**INSTRUCTIONS FOR THE TASK**
Filter the entries below, keeping every line that has the word "understanding".

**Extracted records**
+ + +

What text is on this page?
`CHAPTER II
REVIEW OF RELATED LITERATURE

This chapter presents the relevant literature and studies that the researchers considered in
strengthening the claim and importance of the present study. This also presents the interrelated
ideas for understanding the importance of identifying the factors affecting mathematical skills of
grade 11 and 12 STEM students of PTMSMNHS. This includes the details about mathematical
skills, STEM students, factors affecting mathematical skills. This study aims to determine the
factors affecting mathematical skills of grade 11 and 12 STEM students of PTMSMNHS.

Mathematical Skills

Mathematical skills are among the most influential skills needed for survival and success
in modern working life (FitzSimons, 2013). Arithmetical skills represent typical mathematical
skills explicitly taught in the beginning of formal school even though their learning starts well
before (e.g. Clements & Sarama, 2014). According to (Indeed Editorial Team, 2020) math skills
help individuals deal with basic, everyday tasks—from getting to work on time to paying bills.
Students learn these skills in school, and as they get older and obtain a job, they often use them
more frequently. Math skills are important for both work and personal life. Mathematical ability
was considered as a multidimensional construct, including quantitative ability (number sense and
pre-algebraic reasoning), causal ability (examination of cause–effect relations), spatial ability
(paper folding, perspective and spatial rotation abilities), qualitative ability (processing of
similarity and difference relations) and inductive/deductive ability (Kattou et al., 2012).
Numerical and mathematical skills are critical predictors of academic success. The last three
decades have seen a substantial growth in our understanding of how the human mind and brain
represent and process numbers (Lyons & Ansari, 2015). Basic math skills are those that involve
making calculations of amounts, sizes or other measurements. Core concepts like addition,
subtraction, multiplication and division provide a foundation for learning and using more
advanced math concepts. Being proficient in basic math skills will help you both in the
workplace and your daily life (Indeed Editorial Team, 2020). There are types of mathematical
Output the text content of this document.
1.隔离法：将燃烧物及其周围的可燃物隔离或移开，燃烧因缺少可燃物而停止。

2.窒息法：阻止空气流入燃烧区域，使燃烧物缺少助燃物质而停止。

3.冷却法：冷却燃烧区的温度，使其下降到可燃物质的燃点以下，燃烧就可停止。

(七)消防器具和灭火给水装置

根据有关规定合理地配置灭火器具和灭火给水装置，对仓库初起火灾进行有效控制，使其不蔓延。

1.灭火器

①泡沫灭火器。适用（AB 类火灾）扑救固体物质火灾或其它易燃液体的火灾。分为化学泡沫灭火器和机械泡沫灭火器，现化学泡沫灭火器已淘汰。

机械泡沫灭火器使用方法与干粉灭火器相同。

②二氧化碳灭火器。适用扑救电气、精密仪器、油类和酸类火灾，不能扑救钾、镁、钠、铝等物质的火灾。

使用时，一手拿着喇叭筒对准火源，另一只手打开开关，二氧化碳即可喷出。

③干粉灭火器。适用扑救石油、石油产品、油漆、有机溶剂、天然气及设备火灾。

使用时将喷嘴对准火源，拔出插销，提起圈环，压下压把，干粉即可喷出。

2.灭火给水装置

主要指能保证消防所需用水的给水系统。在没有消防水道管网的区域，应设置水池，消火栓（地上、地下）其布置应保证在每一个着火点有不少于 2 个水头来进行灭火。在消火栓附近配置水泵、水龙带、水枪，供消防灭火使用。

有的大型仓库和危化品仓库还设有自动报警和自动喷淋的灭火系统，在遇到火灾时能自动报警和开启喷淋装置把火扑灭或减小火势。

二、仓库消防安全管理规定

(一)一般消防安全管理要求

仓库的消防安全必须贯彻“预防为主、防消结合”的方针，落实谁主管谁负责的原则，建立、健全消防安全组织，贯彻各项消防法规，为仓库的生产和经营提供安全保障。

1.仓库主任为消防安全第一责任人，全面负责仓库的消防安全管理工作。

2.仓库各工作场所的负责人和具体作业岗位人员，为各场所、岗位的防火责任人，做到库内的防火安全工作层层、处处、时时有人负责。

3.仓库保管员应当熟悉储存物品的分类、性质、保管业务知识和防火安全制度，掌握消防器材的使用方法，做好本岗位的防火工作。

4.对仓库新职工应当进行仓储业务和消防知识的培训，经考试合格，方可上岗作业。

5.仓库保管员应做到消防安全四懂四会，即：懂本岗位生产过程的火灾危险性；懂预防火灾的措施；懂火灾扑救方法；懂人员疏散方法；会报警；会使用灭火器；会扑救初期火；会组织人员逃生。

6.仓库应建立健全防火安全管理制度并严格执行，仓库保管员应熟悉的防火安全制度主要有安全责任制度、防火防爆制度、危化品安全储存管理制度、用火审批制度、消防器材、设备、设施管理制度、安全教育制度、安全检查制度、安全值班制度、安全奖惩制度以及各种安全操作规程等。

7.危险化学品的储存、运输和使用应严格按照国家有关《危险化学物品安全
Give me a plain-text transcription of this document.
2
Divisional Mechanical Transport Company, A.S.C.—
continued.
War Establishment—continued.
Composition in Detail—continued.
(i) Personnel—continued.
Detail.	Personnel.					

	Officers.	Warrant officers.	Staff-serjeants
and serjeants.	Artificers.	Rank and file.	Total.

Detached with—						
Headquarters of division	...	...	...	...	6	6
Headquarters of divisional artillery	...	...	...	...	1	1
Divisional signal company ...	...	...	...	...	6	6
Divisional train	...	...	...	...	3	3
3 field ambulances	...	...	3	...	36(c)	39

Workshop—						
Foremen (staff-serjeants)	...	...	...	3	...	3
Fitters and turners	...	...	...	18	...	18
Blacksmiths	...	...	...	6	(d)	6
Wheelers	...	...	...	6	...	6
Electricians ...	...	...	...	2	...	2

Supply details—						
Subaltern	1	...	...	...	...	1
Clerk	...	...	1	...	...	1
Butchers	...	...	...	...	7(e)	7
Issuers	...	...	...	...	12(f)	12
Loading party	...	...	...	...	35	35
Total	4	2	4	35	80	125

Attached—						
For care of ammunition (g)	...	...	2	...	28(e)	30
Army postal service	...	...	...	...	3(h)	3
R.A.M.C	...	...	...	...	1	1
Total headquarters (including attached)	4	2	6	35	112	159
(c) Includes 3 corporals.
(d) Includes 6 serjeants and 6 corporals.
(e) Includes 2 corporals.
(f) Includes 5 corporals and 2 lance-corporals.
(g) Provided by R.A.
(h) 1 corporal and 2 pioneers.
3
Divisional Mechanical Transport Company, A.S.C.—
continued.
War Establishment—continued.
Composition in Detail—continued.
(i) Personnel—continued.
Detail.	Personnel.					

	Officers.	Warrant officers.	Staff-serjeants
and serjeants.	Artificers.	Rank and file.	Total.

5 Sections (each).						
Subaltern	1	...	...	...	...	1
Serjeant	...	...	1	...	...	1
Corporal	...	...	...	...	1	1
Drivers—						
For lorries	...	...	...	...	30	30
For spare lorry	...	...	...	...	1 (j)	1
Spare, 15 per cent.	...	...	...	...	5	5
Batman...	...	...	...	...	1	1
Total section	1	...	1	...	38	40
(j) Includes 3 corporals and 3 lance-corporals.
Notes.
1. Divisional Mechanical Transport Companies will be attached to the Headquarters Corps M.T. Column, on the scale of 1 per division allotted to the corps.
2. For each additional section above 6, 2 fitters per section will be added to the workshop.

+ + +

**THE RESPONSE**
ideas for understanding the importance of identifying the factors affecting mathematical skills of
decades have seen a substantial growth in our understanding of how the human mind and brain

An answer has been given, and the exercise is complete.